» DO THIS:
Can you output the records below exactly as they are written?

# # # #

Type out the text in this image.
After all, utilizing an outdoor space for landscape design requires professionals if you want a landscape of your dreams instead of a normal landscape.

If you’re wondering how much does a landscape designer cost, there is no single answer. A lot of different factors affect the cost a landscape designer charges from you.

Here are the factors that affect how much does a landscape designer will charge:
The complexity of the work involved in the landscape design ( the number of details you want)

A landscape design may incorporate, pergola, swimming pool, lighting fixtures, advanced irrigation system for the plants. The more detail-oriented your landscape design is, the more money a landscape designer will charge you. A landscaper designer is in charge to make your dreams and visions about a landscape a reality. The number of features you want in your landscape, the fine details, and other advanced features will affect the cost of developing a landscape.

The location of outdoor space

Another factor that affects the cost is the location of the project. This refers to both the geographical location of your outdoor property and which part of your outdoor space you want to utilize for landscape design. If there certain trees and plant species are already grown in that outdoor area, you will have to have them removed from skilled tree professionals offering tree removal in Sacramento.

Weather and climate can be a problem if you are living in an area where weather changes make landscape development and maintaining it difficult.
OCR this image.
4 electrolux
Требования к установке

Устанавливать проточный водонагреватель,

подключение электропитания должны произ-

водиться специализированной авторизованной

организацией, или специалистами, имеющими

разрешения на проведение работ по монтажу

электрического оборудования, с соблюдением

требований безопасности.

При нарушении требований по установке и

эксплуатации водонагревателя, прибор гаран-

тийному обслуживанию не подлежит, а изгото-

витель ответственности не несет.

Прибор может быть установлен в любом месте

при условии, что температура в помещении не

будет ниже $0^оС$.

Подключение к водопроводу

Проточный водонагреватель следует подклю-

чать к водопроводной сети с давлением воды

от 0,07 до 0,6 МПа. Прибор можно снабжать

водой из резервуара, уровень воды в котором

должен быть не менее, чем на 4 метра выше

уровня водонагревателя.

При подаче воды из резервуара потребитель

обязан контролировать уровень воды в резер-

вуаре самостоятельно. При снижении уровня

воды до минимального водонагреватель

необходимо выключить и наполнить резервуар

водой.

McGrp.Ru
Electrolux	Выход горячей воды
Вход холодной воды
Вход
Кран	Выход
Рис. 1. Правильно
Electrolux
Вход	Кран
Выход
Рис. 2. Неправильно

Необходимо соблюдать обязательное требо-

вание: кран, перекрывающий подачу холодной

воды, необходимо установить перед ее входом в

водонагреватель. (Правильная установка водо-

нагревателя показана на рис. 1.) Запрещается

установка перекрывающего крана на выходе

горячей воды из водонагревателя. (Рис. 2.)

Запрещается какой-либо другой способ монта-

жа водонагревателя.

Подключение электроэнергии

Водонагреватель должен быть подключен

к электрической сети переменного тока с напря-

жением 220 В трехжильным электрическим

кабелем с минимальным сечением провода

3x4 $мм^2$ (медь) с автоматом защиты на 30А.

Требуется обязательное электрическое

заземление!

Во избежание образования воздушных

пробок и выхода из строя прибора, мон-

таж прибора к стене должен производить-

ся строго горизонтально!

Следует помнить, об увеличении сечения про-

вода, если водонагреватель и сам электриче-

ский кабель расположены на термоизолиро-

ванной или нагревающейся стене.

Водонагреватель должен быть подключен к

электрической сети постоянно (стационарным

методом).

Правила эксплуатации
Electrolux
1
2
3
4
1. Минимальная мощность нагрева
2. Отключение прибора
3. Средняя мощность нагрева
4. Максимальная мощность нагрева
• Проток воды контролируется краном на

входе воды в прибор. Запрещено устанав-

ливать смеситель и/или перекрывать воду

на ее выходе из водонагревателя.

# # # #

» COMPLETE OUTPUT:
Type out the text in this image.
After all, utilizing an outdoor space for landscape design requires professionals if you want a landscape of your dreams instead of a normal landscape.

If you’re wondering how much does a landscape designer cost, there is no single answer. A lot of different factors affect the cost a landscape designer charges from you.

Here are the factors that affect how much does a landscape designer will charge:
The complexity of the work involved in the landscape design ( the number of details you want)

A landscape design may incorporate, pergola, swimming pool, lighting fixtures, advanced irrigation system for the plants. The more detail-oriented your landscape design is, the more money a landscape designer will charge you. A landscaper designer is in charge to make your dreams and visions about a landscape a reality. The number of features you want in your landscape, the fine details, and other advanced features will affect the cost of developing a landscape.

The location of outdoor space

Another factor that affects the cost is the location of the project. This refers to both the geographical location of your outdoor property and which part of your outdoor space you want to utilize for landscape design. If there certain trees and plant species are already grown in that outdoor area, you will have to have them removed from skilled tree professionals offering tree removal in Sacramento.

Weather and climate can be a problem if you are living in an area where weather changes make landscape development and maintaining it difficult.
OCR this image.
4 electrolux
Требования к установке

Устанавливать проточный водонагреватель,

подключение электропитания должны произ-

водиться специализированной авторизованной

организацией, или специалистами, имеющими

разрешения на проведение работ по монтажу

электрического оборудования, с соблюдением

требований безопасности.

При нарушении требований по установке и

эксплуатации водонагревателя, прибор гаран-

тийному обслуживанию не подлежит, а изгото-

витель ответственности не несет.

Прибор может быть установлен в любом месте

при условии, что температура в помещении не

будет ниже $0^оС$.

Подключение к водопроводу

Проточный водонагреватель следует подклю-

чать к водопроводной сети с давлением воды

от 0,07 до 0,6 МПа. Прибор можно снабжать

водой из резервуара, уровень воды в котором

должен быть не менее, чем на 4 метра выше

уровня водонагревателя.

При подаче воды из резервуара потребитель

обязан контролировать уровень воды в резер-

вуаре самостоятельно. При снижении уровня

воды до минимального водонагреватель

необходимо выключить и наполнить резервуар

водой.

McGrp.Ru
Electrolux	Выход горячей воды
Вход холодной воды
Вход
Кран	Выход
Рис. 1. Правильно
Electrolux
Вход	Кран
Выход
Рис. 2. Неправильно

Необходимо соблюдать обязательное требо-

вание: кран, перекрывающий подачу холодной

воды, необходимо установить перед ее входом в

водонагреватель. (Правильная установка водо-

нагревателя показана на рис. 1.) Запрещается

установка перекрывающего крана на выходе

горячей воды из водонагревателя. (Рис. 2.)

Запрещается какой-либо другой способ монта-

жа водонагревателя.

Подключение электроэнергии

Водонагреватель должен быть подключен

к электрической сети переменного тока с напря-

жением 220 В трехжильным электрическим

кабелем с минимальным сечением провода

3x4 $мм^2$ (медь) с автоматом защиты на 30А.

Требуется обязательное электрическое

заземление!

Во избежание образования воздушных

пробок и выхода из строя прибора, мон-

таж прибора к стене должен производить-

ся строго горизонтально!

Следует помнить, об увеличении сечения про-

вода, если водонагреватель и сам электриче-

ский кабель расположены на термоизолиро-

ванной или нагревающейся стене.

Водонагреватель должен быть подключен к

электрической сети постоянно (стационарным

методом).

Правила эксплуатации
Electrolux
1
2
3
4
1. Минимальная мощность нагрева
2. Отключение прибора
3. Средняя мощность нагрева
4. Максимальная мощность нагрева
• Проток воды контролируется краном на

входе воды в прибор. Запрещено устанав-

ливать смеситель и/или перекрывать воду

на ее выходе из водонагревателя.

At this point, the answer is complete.